== Supplied passage

From: Masami Hiramatsu (Google) <[email protected]>

Skip invalid sub-buffers when validating the persistent ring buffer
instead of discarding the entire ring buffer. Only skipped buffers
are invalidated (cleared).

If the cache data in memory fails to be synchronized during a reboot,
the persistent ring buffer may become partially corrupted, but other
sub-buffers may still contain readable event data. Only discard the
subbuffersa that ar found to be corrupted.

Signed-off-by: Masami Hiramatsu (Google) <[email protected]>
---
  Changes in v7:
  - Combined with Handling RB_MISSED_* flags patch, focus on validation at boot.
  - Remove checking subbuffer data when validating metadata, because it should 
be done
    later.
  - Do not mark the discarded sub buffer page but just reset it.
  Changes in v6:
  - Show invalid page detection message once per CPU.
  Changes in v5:
  - Instead of showing errors for each page, just show the number
    of discarded pages at last.
  Changes in v3:
  - Record missed data event on commit.
---
 kernel/trace/ring_buffer.c |   63 +++++++++++++++++++++++---------------------
 1 file changed, 33 insertions(+), 30 deletions(-)

diff --git a/kernel/trace/ring_buffer.c b/kernel/trace/ring_buffer.c
index b6f3ac99834f..8599de5cf59b 100644
--- a/kernel/trace/ring_buffer.c
+++ b/kernel/trace/ring_buffer.c
@@ -396,6 +396,12 @@ static __always_inline unsigned int rb_page_commit(struct 
buffer_page *bpage)
        return local_read(&bpage->page->commit);
 }
 
+/* Size is determined by what has been committed */
+static __always_inline unsigned int rb_page_size(struct buffer_page *bpage)
+{
+       return rb_page_commit(bpage) & ~RB_MISSED_MASK;
+}
+
 static void free_buffer_page(struct buffer_page *bpage)

====
== Source excerpt

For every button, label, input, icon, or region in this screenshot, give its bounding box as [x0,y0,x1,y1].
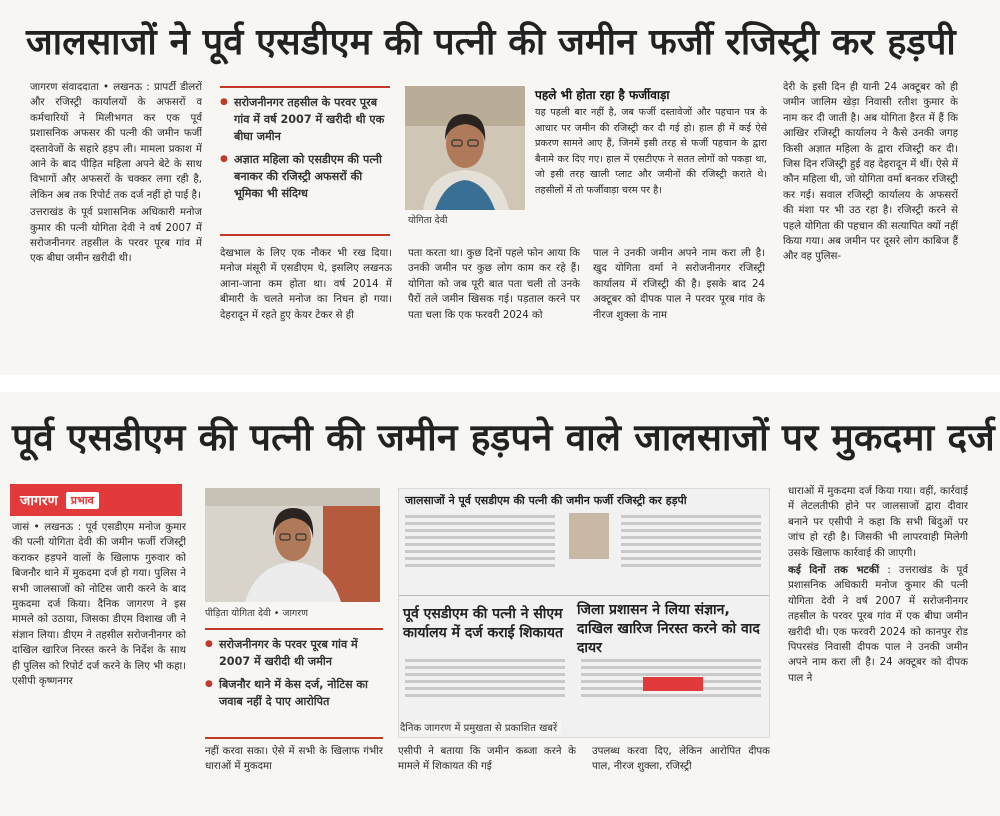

====

Extend the persistent ring buffer patch, picking up after its last line. The material is separate from the ring buffer patch.

 {
        /* Range pages are not to be freed */
@@ -1819,7 +1825,7 @@ static bool rb_cpu_meta_valid(struct ring_buffer_cpu_meta 
*meta, int cpu,
 
        bitmap_clear(subbuf_mask, 0, meta->nr_subbufs);
 
-       /* Is the meta buffers and the subbufs themselves have correct data? */
+       /* Is the meta buffers themselves have correct data? */
        for (i = 0; i < meta->nr_subbufs; i++) {
                if (meta->buffers[i] < 0 ||
                    meta->buffers[i] >= meta->nr_subbufs) {
@@ -1827,11 +1833,6 @@ static bool rb_cpu_meta_valid(struct 
ring_buffer_cpu_meta *meta, int cpu,
                        return false;
                }
 
-               if ((unsigned)local_read(&subbuf->commit) > subbuf_size) {
-                       pr_info("Ring buffer boot meta [%d] buffer invalid 
commit\n", cpu);
-                       return false;
-               }
-
                if (test_bit(meta->buffers[i], subbuf_mask)) {
                        pr_info("Ring buffer boot meta [%d] array has 
duplicates\n", cpu);
                        return false;
@@ -1902,13 +1903,16 @@ static int rb_read_data_buffer(struct buffer_data_page 
*dpage, int tail, int cpu
        return events;
 }
 
-static int rb_validate_buffer(struct buffer_data_page *dpage, int cpu)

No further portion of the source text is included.